Task description | Among the lines of this listing, determine how many contain the string "Normalised". Answer with the number only.

——

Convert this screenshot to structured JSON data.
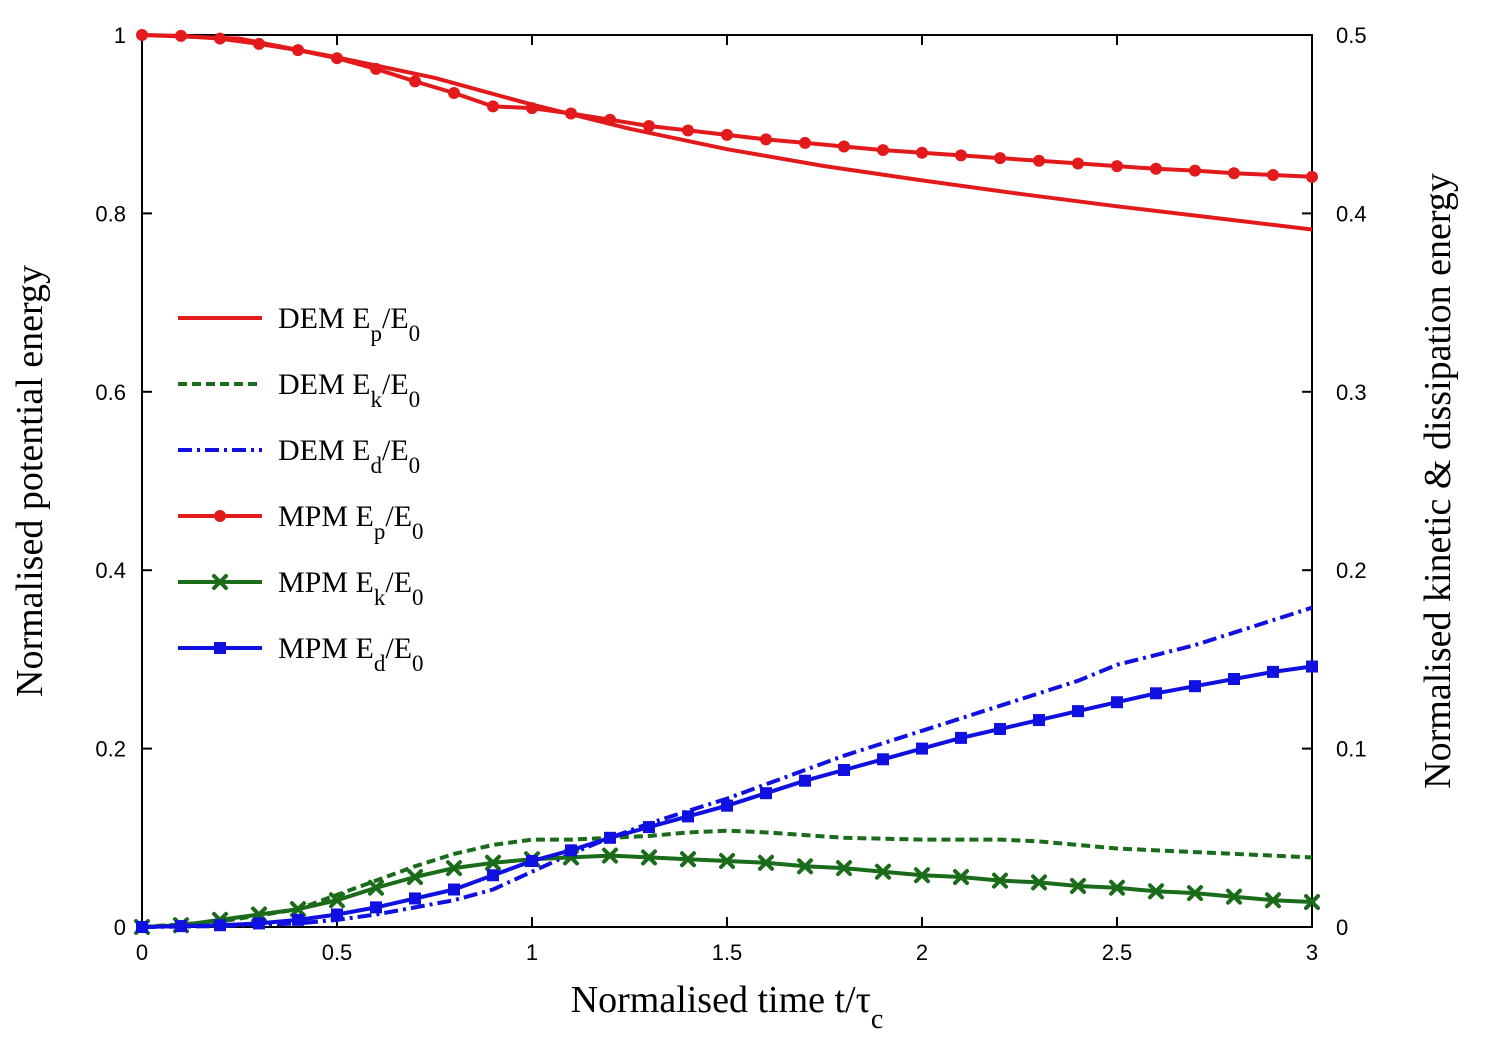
{
  "chart_data": {
    "type": "line",
    "xlabel": "Normalised time t/τc",
    "xlabel_main": "Normalised time t/τ",
    "xlabel_sub": "c",
    "ylabel_left": "Normalised potential energy",
    "ylabel_right": "Normalised kinetic & dissipation energy",
    "xlim": [
      0,
      3
    ],
    "ylim_left": [
      0,
      1
    ],
    "ylim_right": [
      0,
      0.5
    ],
    "x_ticks": [
      "0",
      "0.5",
      "1",
      "1.5",
      "2",
      "2.5",
      "3"
    ],
    "y_ticks_left": [
      "0",
      "0.2",
      "0.4",
      "0.6",
      "0.8",
      "1"
    ],
    "y_ticks_right": [
      "0",
      "0.1",
      "0.2",
      "0.3",
      "0.4",
      "0.5"
    ],
    "legend_position": "left-center",
    "series": [
      {
        "name": "DEM Ep/E0",
        "legend_main": "DEM E",
        "legend_sub": "p",
        "legend_tail": "/E",
        "legend_tail_sub": "0",
        "axis": "left",
        "style": "solid",
        "marker": "none",
        "color": "#e31a1c",
        "x": [
          0,
          0.25,
          0.5,
          0.75,
          1.0,
          1.25,
          1.5,
          1.75,
          2.0,
          2.25,
          2.5,
          2.75,
          3.0
        ],
        "y": [
          1.0,
          0.996,
          0.975,
          0.952,
          0.922,
          0.895,
          0.872,
          0.853,
          0.837,
          0.822,
          0.808,
          0.795,
          0.782
        ]
      },
      {
        "name": "DEM Ek/E0",
        "legend_main": "DEM E",
        "legend_sub": "k",
        "legend_tail": "/E",
        "legend_tail_sub": "0",
        "axis": "right",
        "style": "dashed",
        "marker": "none",
        "color": "#1a6b1a",
        "x": [
          0,
          0.2,
          0.4,
          0.5,
          0.6,
          0.7,
          0.8,
          0.9,
          1.0,
          1.1,
          1.2,
          1.3,
          1.4,
          1.5,
          1.6,
          1.8,
          2.0,
          2.2,
          2.3,
          2.5,
          2.7,
          3.0
        ],
        "y": [
          0,
          0.003,
          0.01,
          0.018,
          0.026,
          0.034,
          0.041,
          0.046,
          0.049,
          0.049,
          0.05,
          0.051,
          0.053,
          0.054,
          0.053,
          0.05,
          0.049,
          0.049,
          0.048,
          0.044,
          0.042,
          0.039
        ]
      },
      {
        "name": "DEM Ed/E0",
        "legend_main": "DEM E",
        "legend_sub": "d",
        "legend_tail": "/E",
        "legend_tail_sub": "0",
        "axis": "right",
        "style": "dashdot",
        "marker": "none",
        "color": "#1010e0",
        "x": [
          0,
          0.2,
          0.4,
          0.5,
          0.6,
          0.7,
          0.8,
          0.9,
          1.0,
          1.1,
          1.2,
          1.3,
          1.4,
          1.5,
          1.6,
          1.8,
          2.0,
          2.2,
          2.4,
          2.5,
          2.7,
          3.0
        ],
        "y": [
          0,
          0.0005,
          0.002,
          0.004,
          0.007,
          0.011,
          0.015,
          0.021,
          0.031,
          0.041,
          0.05,
          0.058,
          0.065,
          0.072,
          0.08,
          0.096,
          0.11,
          0.124,
          0.138,
          0.147,
          0.158,
          0.179
        ]
      },
      {
        "name": "MPM Ep/E0",
        "legend_main": "MPM E",
        "legend_sub": "p",
        "legend_tail": "/E",
        "legend_tail_sub": "0",
        "axis": "left",
        "style": "solid",
        "marker": "circle",
        "color": "#e31a1c",
        "x": [
          0,
          0.1,
          0.2,
          0.3,
          0.4,
          0.5,
          0.6,
          0.7,
          0.8,
          0.9,
          1.0,
          1.1,
          1.2,
          1.3,
          1.4,
          1.5,
          1.6,
          1.7,
          1.8,
          1.9,
          2.0,
          2.1,
          2.2,
          2.3,
          2.4,
          2.5,
          2.6,
          2.7,
          2.8,
          2.9,
          3.0
        ],
        "y": [
          1.0,
          0.999,
          0.996,
          0.99,
          0.983,
          0.974,
          0.962,
          0.948,
          0.935,
          0.92,
          0.918,
          0.912,
          0.905,
          0.898,
          0.893,
          0.888,
          0.883,
          0.879,
          0.875,
          0.871,
          0.868,
          0.865,
          0.862,
          0.859,
          0.856,
          0.853,
          0.85,
          0.848,
          0.845,
          0.843,
          0.841
        ]
      },
      {
        "name": "MPM Ek/E0",
        "legend_main": "MPM E",
        "legend_sub": "k",
        "legend_tail": "/E",
        "legend_tail_sub": "0",
        "axis": "right",
        "style": "solid",
        "marker": "cross",
        "color": "#1a6b1a",
        "x": [
          0,
          0.1,
          0.2,
          0.3,
          0.4,
          0.5,
          0.6,
          0.7,
          0.8,
          0.9,
          1.0,
          1.1,
          1.2,
          1.3,
          1.4,
          1.5,
          1.6,
          1.7,
          1.8,
          1.9,
          2.0,
          2.1,
          2.2,
          2.3,
          2.4,
          2.5,
          2.6,
          2.7,
          2.8,
          2.9,
          3.0
        ],
        "y": [
          0,
          0.001,
          0.004,
          0.007,
          0.01,
          0.015,
          0.022,
          0.028,
          0.033,
          0.036,
          0.038,
          0.039,
          0.04,
          0.039,
          0.038,
          0.037,
          0.036,
          0.034,
          0.033,
          0.031,
          0.029,
          0.028,
          0.026,
          0.025,
          0.023,
          0.022,
          0.02,
          0.019,
          0.017,
          0.015,
          0.014
        ]
      },
      {
        "name": "MPM Ed/E0",
        "legend_main": "MPM E",
        "legend_sub": "d",
        "legend_tail": "/E",
        "legend_tail_sub": "0",
        "axis": "right",
        "style": "solid",
        "marker": "square",
        "color": "#1010e0",
        "x": [
          0,
          0.1,
          0.2,
          0.3,
          0.4,
          0.5,
          0.6,
          0.7,
          0.8,
          0.9,
          1.0,
          1.1,
          1.2,
          1.3,
          1.4,
          1.5,
          1.6,
          1.7,
          1.8,
          1.9,
          2.0,
          2.1,
          2.2,
          2.3,
          2.4,
          2.5,
          2.6,
          2.7,
          2.8,
          2.9,
          3.0
        ],
        "y": [
          0,
          0.0005,
          0.001,
          0.002,
          0.004,
          0.007,
          0.011,
          0.016,
          0.021,
          0.029,
          0.037,
          0.043,
          0.05,
          0.056,
          0.062,
          0.068,
          0.075,
          0.082,
          0.088,
          0.094,
          0.1,
          0.106,
          0.111,
          0.116,
          0.121,
          0.126,
          0.131,
          0.135,
          0.139,
          0.143,
          0.146
        ]
      }
    ]
  }
}
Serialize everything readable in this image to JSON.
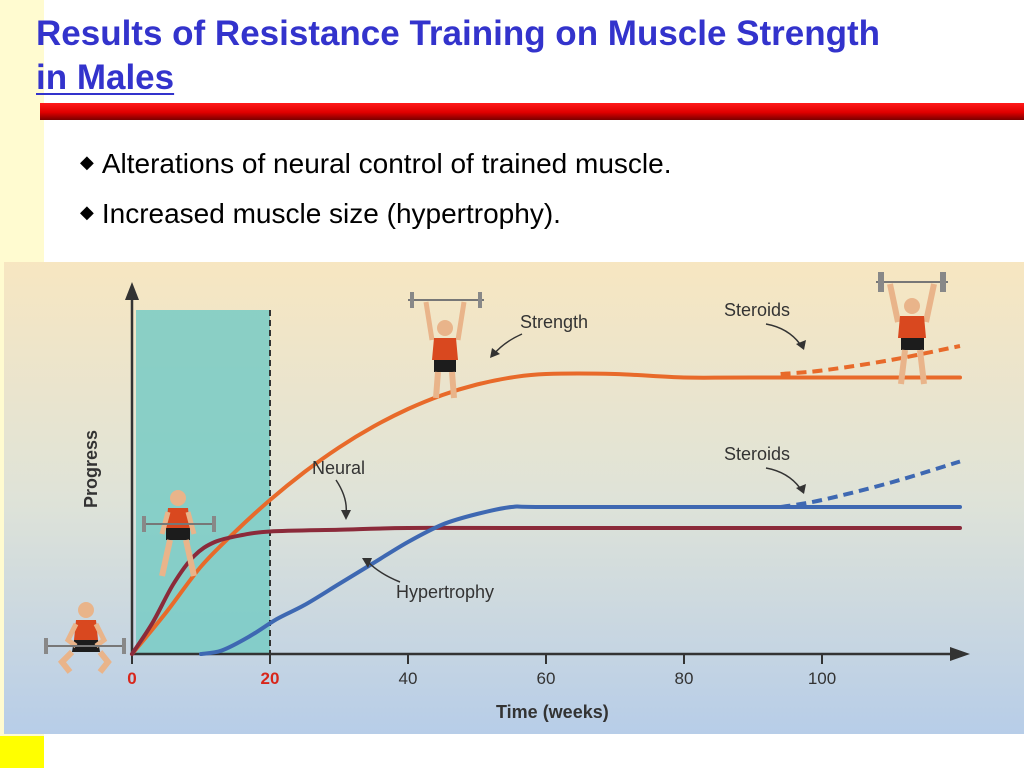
{
  "slide": {
    "title_line1": "Results of Resistance Training on Muscle Strength",
    "title_line2": "in Males",
    "title_color": "#3333cc",
    "bar_color": "#e00000",
    "bullets": [
      "Alterations of neural control of trained muscle.",
      "Increased muscle size (hypertrophy)."
    ]
  },
  "icons": {
    "bullet": "diamond-bullet-icon",
    "figures": [
      "weightlifter-squat-figure",
      "weightlifter-deadlift-figure",
      "weightlifter-overhead-figure",
      "weightlifter-overhead-steroids-figure"
    ]
  },
  "chart_data": {
    "type": "line",
    "xlabel": "Time (weeks)",
    "ylabel": "Progress",
    "x_ticks": [
      "0",
      "20",
      "40",
      "60",
      "80",
      "100"
    ],
    "x_tick_values": [
      0,
      20,
      40,
      60,
      80,
      100
    ],
    "xlim": [
      0,
      120
    ],
    "highlight_region": [
      0,
      20
    ],
    "series": [
      {
        "name": "Strength",
        "color": "#e86a2a",
        "points": [
          [
            0,
            0
          ],
          [
            5,
            0.12
          ],
          [
            10,
            0.25
          ],
          [
            15,
            0.35
          ],
          [
            20,
            0.44
          ],
          [
            25,
            0.52
          ],
          [
            30,
            0.59
          ],
          [
            35,
            0.65
          ],
          [
            40,
            0.7
          ],
          [
            45,
            0.74
          ],
          [
            50,
            0.77
          ],
          [
            55,
            0.79
          ],
          [
            60,
            0.8
          ],
          [
            70,
            0.8
          ],
          [
            80,
            0.79
          ],
          [
            90,
            0.79
          ],
          [
            120,
            0.79
          ]
        ]
      },
      {
        "name": "Neural",
        "color": "#8b2a3a",
        "points": [
          [
            0,
            0
          ],
          [
            3,
            0.09
          ],
          [
            6,
            0.2
          ],
          [
            9,
            0.28
          ],
          [
            12,
            0.32
          ],
          [
            16,
            0.34
          ],
          [
            20,
            0.35
          ],
          [
            30,
            0.355
          ],
          [
            40,
            0.36
          ],
          [
            60,
            0.36
          ],
          [
            120,
            0.36
          ]
        ]
      },
      {
        "name": "Hypertrophy",
        "color": "#3e68b2",
        "points": [
          [
            10,
            0
          ],
          [
            13,
            0.01
          ],
          [
            17,
            0.05
          ],
          [
            21,
            0.1
          ],
          [
            25,
            0.14
          ],
          [
            30,
            0.2
          ],
          [
            35,
            0.26
          ],
          [
            40,
            0.32
          ],
          [
            45,
            0.37
          ],
          [
            50,
            0.4
          ],
          [
            55,
            0.42
          ],
          [
            60,
            0.42
          ],
          [
            90,
            0.42
          ],
          [
            120,
            0.42
          ]
        ]
      }
    ],
    "steroid_branches": [
      {
        "from": "Strength",
        "color": "#e86a2a",
        "points": [
          [
            94,
            0.8
          ],
          [
            100,
            0.81
          ],
          [
            110,
            0.84
          ],
          [
            120,
            0.88
          ]
        ]
      },
      {
        "from": "Hypertrophy",
        "color": "#3e68b2",
        "points": [
          [
            94,
            0.42
          ],
          [
            100,
            0.44
          ],
          [
            110,
            0.49
          ],
          [
            120,
            0.55
          ]
        ]
      }
    ],
    "annotations": [
      "Strength",
      "Steroids",
      "Neural",
      "Steroids",
      "Hypertrophy"
    ]
  }
}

——

Response | 4